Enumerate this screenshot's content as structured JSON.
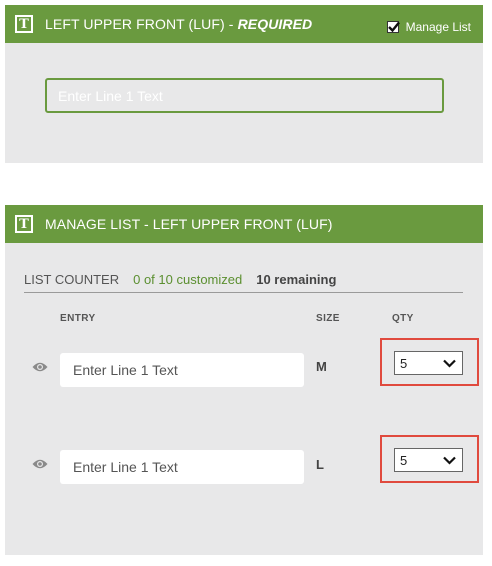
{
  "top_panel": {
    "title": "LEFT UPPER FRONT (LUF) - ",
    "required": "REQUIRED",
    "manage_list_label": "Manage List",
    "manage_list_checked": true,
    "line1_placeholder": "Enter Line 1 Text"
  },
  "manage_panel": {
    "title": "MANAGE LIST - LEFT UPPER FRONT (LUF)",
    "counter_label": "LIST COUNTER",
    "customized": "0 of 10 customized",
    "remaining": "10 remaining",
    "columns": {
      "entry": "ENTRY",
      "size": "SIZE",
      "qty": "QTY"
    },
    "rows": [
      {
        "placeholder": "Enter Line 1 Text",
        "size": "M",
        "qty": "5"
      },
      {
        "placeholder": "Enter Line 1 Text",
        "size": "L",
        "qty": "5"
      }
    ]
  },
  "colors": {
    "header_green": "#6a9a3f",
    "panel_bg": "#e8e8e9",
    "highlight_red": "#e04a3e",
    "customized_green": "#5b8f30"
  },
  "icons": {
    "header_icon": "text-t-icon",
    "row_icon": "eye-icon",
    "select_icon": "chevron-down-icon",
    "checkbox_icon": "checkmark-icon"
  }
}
····················
### EXERCISE PROMPT
The material above must be printed exactly, with its pictures left out.

### ANSWER TO THIS PROBLEM
Enumerate this screenshot's content as structured JSON.
{
  "top_panel": {
    "title": "LEFT UPPER FRONT (LUF) - ",
    "required": "REQUIRED",
    "manage_list_label": "Manage List",
    "manage_list_checked": true,
    "line1_placeholder": "Enter Line 1 Text"
  },
  "manage_panel": {
    "title": "MANAGE LIST - LEFT UPPER FRONT (LUF)",
    "counter_label": "LIST COUNTER",
    "customized": "0 of 10 customized",
    "remaining": "10 remaining",
    "columns": {
      "entry": "ENTRY",
      "size": "SIZE",
      "qty": "QTY"
    },
    "rows": [
      {
        "placeholder": "Enter Line 1 Text",
        "size": "M",
        "qty": "5"
      },
      {
        "placeholder": "Enter Line 1 Text",
        "size": "L",
        "qty": "5"
      }
    ]
  },
  "colors": {
    "header_green": "#6a9a3f",
    "panel_bg": "#e8e8e9",
    "highlight_red": "#e04a3e",
    "customized_green": "#5b8f30"
  },
  "icons": {
    "header_icon": "text-t-icon",
    "row_icon": "eye-icon",
    "select_icon": "chevron-down-icon",
    "checkbox_icon": "checkmark-icon"
  }
}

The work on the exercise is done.